Problem to work on »
Output the material beneath exactly, leaving nothing out.

Records shown »
==*==
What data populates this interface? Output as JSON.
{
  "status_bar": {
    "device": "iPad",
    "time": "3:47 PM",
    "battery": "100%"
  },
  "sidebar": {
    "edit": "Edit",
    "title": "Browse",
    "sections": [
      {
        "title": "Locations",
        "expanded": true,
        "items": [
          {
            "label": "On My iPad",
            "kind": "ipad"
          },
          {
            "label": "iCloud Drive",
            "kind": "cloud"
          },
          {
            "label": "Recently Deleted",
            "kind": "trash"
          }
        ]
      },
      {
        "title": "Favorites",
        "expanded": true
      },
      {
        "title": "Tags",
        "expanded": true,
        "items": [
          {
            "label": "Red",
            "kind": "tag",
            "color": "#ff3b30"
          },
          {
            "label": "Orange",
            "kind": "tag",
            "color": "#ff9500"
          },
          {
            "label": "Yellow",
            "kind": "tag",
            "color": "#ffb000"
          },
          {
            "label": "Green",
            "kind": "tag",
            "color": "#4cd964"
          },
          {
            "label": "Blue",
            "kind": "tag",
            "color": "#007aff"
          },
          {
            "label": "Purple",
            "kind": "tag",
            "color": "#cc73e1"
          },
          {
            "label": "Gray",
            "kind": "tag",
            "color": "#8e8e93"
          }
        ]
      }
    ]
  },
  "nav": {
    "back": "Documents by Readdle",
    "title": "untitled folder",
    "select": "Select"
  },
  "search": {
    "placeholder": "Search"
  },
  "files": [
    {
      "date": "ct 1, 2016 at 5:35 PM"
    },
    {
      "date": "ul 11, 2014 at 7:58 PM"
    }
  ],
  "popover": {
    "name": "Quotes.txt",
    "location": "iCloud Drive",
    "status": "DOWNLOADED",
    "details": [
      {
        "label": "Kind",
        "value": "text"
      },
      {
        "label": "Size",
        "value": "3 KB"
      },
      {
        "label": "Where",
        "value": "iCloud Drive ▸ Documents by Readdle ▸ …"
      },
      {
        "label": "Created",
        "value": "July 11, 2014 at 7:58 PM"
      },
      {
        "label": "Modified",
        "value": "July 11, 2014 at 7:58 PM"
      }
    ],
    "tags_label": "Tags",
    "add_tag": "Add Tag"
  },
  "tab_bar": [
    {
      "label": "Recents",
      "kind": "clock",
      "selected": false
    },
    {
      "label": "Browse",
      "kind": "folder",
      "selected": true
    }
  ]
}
==*==
Answer below »
What data populates this interface? Output as JSON.
{
  "status_bar": {
    "device": "iPad",
    "time": "3:47 PM",
    "battery": "100%"
  },
  "sidebar": {
    "edit": "Edit",
    "title": "Browse",
    "sections": [
      {
        "title": "Locations",
        "expanded": true,
        "items": [
          {
            "label": "On My iPad",
            "kind": "ipad"
          },
          {
            "label": "iCloud Drive",
            "kind": "cloud"
          },
          {
            "label": "Recently Deleted",
            "kind": "trash"
          }
        ]
      },
      {
        "title": "Favorites",
        "expanded": true
      },
      {
        "title": "Tags",
        "expanded": true,
        "items": [
          {
            "label": "Red",
            "kind": "tag",
            "color": "#ff3b30"
          },
          {
            "label": "Orange",
            "kind": "tag",
            "color": "#ff9500"
          },
          {
            "label": "Yellow",
            "kind": "tag",
            "color": "#ffb000"
          },
          {
            "label": "Green",
            "kind": "tag",
            "color": "#4cd964"
          },
          {
            "label": "Blue",
            "kind": "tag",
            "color": "#007aff"
          },
          {
            "label": "Purple",
            "kind": "tag",
            "color": "#cc73e1"
          },
          {
            "label": "Gray",
            "kind": "tag",
            "color": "#8e8e93"
          }
        ]
      }
    ]
  },
  "nav": {
    "back": "Documents by Readdle",
    "title": "untitled folder",
    "select": "Select"
  },
  "search": {
    "placeholder": "Search"
  },
  "files": [
    {
      "date": "ct 1, 2016 at 5:35 PM"
    },
    {
      "date": "ul 11, 2014 at 7:58 PM"
    }
  ],
  "popover": {
    "name": "Quotes.txt",
    "location": "iCloud Drive",
    "status": "DOWNLOADED",
    "details": [
      {
        "label": "Kind",
        "value": "text"
      },
      {
        "label": "Size",
        "value": "3 KB"
      },
      {
        "label": "Where",
        "value": "iCloud Drive ▸ Documents by Readdle ▸ …"
      },
      {
        "label": "Created",
        "value": "July 11, 2014 at 7:58 PM"
      },
      {
        "label": "Modified",
        "value": "July 11, 2014 at 7:58 PM"
      }
    ],
    "tags_label": "Tags",
    "add_tag": "Add Tag"
  },
  "tab_bar": [
    {
      "label": "Recents",
      "kind": "clock",
      "selected": false
    },
    {
      "label": "Browse",
      "kind": "folder",
      "selected": true
    }
  ]
}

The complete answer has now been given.